### What is being asked
Revise the lines from the first one up to and including the line with "data-point [104,562,112,570]", changing "data-point" to "marker" and keeping everything else the same. Return only those lines.

### Records for the exercise
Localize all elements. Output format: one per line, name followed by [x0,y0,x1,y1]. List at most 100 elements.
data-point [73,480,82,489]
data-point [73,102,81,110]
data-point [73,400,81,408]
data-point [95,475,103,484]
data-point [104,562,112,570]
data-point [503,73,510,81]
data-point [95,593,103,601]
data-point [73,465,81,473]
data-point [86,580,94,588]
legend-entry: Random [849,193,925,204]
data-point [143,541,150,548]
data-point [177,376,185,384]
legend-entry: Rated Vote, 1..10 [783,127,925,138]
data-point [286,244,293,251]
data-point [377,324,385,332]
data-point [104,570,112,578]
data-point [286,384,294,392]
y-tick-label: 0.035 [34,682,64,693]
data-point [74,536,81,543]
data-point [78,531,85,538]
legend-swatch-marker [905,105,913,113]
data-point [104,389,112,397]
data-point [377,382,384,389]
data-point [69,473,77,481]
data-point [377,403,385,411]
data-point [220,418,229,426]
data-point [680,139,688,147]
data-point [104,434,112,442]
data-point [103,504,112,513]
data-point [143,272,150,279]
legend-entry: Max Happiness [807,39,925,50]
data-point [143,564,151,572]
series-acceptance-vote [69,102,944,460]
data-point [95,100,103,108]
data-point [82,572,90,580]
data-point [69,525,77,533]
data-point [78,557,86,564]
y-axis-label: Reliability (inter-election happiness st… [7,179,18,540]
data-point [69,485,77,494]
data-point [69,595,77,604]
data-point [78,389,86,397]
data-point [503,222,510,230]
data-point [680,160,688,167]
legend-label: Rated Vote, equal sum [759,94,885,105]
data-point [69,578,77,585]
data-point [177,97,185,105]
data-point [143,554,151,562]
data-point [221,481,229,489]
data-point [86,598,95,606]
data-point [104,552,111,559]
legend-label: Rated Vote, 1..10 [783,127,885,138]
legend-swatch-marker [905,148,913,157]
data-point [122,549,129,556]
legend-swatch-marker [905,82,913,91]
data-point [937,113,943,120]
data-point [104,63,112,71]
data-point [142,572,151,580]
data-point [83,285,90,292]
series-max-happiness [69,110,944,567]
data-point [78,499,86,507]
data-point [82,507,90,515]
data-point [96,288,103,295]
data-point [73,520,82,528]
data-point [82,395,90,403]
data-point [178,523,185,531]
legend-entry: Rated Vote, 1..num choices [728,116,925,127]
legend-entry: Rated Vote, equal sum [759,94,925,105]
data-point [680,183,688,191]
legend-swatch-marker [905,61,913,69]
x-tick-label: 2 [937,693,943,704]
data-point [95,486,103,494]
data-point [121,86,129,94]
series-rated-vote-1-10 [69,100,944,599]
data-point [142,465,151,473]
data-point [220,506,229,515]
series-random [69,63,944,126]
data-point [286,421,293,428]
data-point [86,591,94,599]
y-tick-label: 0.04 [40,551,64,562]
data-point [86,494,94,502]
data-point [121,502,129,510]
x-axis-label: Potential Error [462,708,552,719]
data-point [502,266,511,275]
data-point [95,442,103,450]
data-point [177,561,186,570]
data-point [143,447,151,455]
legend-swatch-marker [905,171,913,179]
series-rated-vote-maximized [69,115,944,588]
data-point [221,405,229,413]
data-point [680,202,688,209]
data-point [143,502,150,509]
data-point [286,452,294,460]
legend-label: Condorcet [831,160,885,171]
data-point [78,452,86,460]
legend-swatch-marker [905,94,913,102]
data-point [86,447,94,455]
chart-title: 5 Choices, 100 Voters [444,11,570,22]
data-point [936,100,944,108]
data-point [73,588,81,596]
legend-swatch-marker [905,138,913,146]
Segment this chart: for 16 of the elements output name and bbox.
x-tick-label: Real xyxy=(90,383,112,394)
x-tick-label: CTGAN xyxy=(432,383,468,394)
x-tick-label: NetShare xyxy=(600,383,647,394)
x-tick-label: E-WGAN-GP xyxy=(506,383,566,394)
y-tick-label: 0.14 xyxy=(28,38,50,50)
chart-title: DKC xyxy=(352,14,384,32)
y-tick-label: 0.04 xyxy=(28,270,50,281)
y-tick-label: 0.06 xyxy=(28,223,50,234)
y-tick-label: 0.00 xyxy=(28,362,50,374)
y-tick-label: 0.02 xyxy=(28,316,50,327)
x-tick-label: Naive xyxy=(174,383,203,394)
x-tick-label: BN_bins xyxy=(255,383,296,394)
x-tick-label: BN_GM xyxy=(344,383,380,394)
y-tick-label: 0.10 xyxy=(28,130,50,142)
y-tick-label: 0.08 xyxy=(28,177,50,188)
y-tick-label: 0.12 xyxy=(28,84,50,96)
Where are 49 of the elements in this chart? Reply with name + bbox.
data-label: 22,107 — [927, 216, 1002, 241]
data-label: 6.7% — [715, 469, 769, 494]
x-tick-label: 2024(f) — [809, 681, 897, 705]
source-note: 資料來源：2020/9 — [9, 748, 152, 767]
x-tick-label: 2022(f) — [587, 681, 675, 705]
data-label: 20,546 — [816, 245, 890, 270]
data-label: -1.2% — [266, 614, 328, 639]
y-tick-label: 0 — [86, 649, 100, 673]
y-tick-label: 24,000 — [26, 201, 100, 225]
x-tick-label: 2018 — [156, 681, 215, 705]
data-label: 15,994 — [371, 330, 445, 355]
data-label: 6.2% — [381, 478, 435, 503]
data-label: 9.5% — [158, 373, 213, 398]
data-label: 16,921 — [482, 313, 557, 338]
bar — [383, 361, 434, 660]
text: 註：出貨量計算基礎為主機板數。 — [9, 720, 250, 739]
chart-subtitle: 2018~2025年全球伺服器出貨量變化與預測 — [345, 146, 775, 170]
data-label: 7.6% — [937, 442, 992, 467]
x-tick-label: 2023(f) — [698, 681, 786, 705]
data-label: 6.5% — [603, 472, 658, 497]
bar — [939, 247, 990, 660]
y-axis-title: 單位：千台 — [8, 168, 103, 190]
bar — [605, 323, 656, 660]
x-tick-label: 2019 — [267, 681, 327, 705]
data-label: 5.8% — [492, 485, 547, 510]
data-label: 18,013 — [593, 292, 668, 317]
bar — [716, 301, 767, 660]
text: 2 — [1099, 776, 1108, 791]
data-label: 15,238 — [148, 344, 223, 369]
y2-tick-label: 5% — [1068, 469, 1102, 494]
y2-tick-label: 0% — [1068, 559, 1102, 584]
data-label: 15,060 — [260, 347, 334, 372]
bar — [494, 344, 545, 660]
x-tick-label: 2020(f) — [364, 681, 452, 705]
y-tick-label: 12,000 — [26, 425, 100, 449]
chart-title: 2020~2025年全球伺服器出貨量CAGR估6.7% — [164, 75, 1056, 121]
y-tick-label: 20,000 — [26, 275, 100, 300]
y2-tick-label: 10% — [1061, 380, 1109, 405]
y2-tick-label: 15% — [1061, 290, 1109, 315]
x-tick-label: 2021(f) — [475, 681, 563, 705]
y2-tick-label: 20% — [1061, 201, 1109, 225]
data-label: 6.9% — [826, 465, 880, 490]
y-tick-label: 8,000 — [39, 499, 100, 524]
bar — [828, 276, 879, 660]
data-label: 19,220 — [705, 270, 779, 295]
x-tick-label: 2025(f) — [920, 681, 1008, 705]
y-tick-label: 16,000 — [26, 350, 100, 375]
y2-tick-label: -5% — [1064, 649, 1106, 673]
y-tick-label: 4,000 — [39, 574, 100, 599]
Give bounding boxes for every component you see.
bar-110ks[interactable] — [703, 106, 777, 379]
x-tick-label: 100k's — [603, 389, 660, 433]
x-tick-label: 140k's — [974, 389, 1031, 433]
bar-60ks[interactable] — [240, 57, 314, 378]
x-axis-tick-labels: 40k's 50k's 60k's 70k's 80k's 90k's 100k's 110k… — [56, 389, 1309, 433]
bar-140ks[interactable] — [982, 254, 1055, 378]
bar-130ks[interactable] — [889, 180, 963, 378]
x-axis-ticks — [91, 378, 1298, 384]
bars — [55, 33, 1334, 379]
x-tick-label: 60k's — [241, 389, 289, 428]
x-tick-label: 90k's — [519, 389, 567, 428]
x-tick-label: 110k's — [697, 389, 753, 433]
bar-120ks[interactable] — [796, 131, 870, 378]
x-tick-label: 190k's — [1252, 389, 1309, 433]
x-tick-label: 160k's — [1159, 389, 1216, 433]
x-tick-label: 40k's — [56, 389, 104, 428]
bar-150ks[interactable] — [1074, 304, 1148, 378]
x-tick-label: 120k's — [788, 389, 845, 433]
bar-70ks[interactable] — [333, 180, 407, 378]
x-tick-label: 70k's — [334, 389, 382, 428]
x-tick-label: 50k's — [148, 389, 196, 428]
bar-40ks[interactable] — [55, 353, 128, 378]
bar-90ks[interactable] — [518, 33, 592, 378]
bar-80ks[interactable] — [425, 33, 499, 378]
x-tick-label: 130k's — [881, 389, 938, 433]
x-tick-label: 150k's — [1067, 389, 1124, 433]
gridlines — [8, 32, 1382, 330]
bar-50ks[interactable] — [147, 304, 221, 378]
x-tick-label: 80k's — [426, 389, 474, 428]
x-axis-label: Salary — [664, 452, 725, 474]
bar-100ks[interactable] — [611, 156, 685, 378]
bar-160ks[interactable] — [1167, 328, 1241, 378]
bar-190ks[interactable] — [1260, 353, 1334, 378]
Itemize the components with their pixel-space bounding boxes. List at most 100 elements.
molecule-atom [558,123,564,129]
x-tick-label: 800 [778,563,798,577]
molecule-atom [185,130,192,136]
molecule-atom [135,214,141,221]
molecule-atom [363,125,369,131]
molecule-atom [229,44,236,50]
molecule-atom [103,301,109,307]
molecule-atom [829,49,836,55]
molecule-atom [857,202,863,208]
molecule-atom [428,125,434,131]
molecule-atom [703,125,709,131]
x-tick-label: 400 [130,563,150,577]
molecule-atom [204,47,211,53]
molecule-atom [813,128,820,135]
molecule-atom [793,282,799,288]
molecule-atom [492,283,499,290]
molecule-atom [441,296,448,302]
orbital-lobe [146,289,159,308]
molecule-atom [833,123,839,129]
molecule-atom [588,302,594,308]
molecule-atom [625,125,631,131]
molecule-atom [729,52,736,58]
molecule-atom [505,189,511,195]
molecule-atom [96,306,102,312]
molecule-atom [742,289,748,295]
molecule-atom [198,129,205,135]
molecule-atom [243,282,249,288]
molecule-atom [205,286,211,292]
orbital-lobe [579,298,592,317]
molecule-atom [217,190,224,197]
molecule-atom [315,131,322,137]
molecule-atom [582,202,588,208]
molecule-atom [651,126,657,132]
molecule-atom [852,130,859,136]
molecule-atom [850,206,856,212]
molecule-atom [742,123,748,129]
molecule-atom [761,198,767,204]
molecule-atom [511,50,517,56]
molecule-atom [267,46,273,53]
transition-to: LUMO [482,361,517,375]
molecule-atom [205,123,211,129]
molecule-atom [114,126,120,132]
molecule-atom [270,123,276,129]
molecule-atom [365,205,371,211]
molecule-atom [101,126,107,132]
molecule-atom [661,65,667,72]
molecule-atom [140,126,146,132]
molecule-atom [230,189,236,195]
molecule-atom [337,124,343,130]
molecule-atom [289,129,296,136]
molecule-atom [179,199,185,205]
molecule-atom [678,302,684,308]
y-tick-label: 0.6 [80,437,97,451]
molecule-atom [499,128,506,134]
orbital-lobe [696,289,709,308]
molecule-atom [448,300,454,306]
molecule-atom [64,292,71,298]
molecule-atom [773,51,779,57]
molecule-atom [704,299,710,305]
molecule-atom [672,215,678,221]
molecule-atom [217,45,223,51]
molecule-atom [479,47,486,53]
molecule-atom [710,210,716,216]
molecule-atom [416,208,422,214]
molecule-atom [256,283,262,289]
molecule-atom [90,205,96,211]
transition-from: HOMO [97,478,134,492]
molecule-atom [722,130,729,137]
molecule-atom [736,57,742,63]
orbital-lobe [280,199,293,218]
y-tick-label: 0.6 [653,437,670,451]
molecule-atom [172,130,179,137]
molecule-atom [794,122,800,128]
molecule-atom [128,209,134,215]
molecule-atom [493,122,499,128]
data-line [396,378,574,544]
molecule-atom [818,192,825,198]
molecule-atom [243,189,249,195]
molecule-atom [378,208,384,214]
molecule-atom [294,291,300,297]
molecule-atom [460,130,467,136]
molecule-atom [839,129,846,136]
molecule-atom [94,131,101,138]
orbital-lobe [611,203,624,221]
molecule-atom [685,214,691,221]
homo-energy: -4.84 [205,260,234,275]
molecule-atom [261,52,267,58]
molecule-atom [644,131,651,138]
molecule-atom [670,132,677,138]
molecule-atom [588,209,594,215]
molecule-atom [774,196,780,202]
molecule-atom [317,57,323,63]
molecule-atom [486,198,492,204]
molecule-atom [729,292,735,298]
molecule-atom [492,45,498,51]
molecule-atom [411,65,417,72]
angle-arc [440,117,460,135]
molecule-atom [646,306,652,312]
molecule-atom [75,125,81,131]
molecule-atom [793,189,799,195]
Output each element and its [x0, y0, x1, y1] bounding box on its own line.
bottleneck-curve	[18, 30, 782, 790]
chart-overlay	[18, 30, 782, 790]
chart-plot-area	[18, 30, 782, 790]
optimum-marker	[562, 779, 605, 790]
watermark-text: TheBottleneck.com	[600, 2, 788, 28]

### Task solution
Localize all elements. Output format: one per line, name followed by [x0,y0,x1,y1]. List at most 100 elements.
marker [73,480,82,489]
marker [73,102,81,110]
marker [73,400,81,408]
marker [95,475,103,484]
marker [104,562,112,570]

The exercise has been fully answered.